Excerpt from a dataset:

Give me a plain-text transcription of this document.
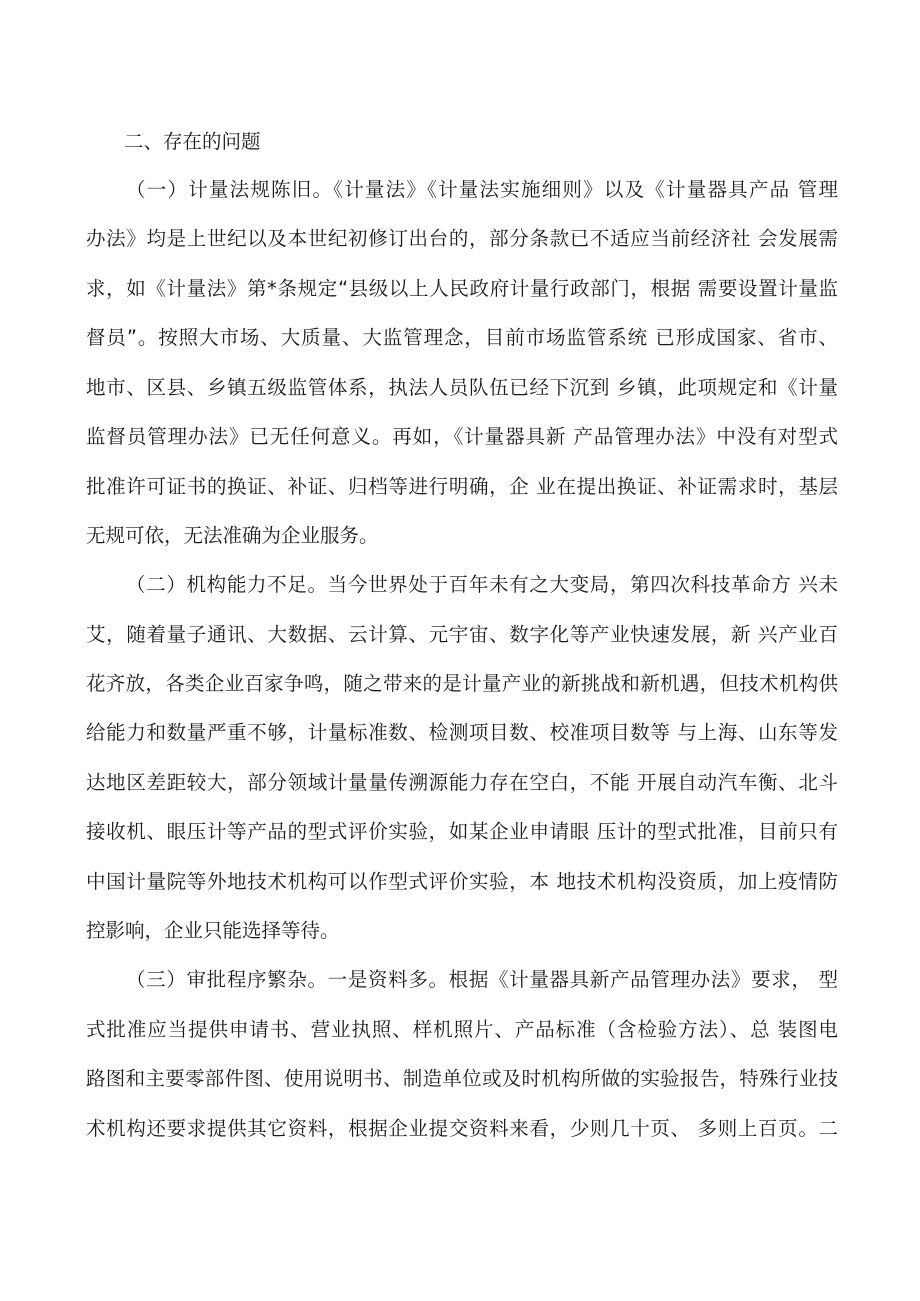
二、存在的问题
（一）计量法规陈旧。《计量法》《计量法实施细则》以及《计量器具产品 管理
办法》均是上世纪以及本世纪初修订出台的，部分条款已不适应当前经济社 会发展需
求，如《计量法》第*条规定“县级以上人民政府计量行政部门，根据 需要设置计量监
督员”。按照大市场、大质量、大监管理念，目前市场监管系统 已形成国家、省市、
地市、区县、乡镇五级监管体系，执法人员队伍已经下沉到 乡镇，此项规定和《计量
监督员管理办法》已无任何意义。再如，《计量器具新 产品管理办法》中没有对型式
批准许可证书的换证、补证、归档等进行明确，企 业在提出换证、补证需求时，基层
无规可依，无法准确为企业服务。
（二）机构能力不足。当今世界处于百年未有之大变局，第四次科技革命方 兴未
艾，随着量子通讯、大数据、云计算、元宇宙、数字化等产业快速发展，新 兴产业百
花齐放，各类企业百家争鸣，随之带来的是计量产业的新挑战和新机遇，但技术机构供
给能力和数量严重不够，计量标准数、检测项目数、校准项目数等 与上海、山东等发
达地区差距较大，部分领域计量量传溯源能力存在空白，不能 开展自动汽车衡、北斗
接收机、眼压计等产品的型式评价实验，如某企业申请眼 压计的型式批准，目前只有
中国计量院等外地技术机构可以作型式评价实验，本 地技术机构没资质，加上疫情防
控影响，企业只能选择等待。
（三）审批程序繁杂。一是资料多。根据《计量器具新产品管理办法》要求， 型
式批准应当提供申请书、营业执照、样机照片、产品标准（含检验方法）、总 装图电
路图和主要零部件图、使用说明书、制造单位或及时机构所做的实验报告，特殊行业技
术机构还要求提供其它资料，根据企业提交资料来看，少则几十页、 多则上百页。二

(Given instruction):
Pictures are excluded; copy every other part of the records exactly.

(Task response):
Give me a plain-text transcription of this document.
二、存在的问题
（一）计量法规陈旧。《计量法》《计量法实施细则》以及《计量器具产品 管理
办法》均是上世纪以及本世纪初修订出台的，部分条款已不适应当前经济社 会发展需
求，如《计量法》第*条规定“县级以上人民政府计量行政部门，根据 需要设置计量监
督员”。按照大市场、大质量、大监管理念，目前市场监管系统 已形成国家、省市、
地市、区县、乡镇五级监管体系，执法人员队伍已经下沉到 乡镇，此项规定和《计量
监督员管理办法》已无任何意义。再如，《计量器具新 产品管理办法》中没有对型式
批准许可证书的换证、补证、归档等进行明确，企 业在提出换证、补证需求时，基层
无规可依，无法准确为企业服务。
（二）机构能力不足。当今世界处于百年未有之大变局，第四次科技革命方 兴未
艾，随着量子通讯、大数据、云计算、元宇宙、数字化等产业快速发展，新 兴产业百
花齐放，各类企业百家争鸣，随之带来的是计量产业的新挑战和新机遇，但技术机构供
给能力和数量严重不够，计量标准数、检测项目数、校准项目数等 与上海、山东等发
达地区差距较大，部分领域计量量传溯源能力存在空白，不能 开展自动汽车衡、北斗
接收机、眼压计等产品的型式评价实验，如某企业申请眼 压计的型式批准，目前只有
中国计量院等外地技术机构可以作型式评价实验，本 地技术机构没资质，加上疫情防
控影响，企业只能选择等待。
（三）审批程序繁杂。一是资料多。根据《计量器具新产品管理办法》要求， 型
式批准应当提供申请书、营业执照、样机照片、产品标准（含检验方法）、总 装图电
路图和主要零部件图、使用说明书、制造单位或及时机构所做的实验报告，特殊行业技
术机构还要求提供其它资料，根据企业提交资料来看，少则几十页、 多则上百页。二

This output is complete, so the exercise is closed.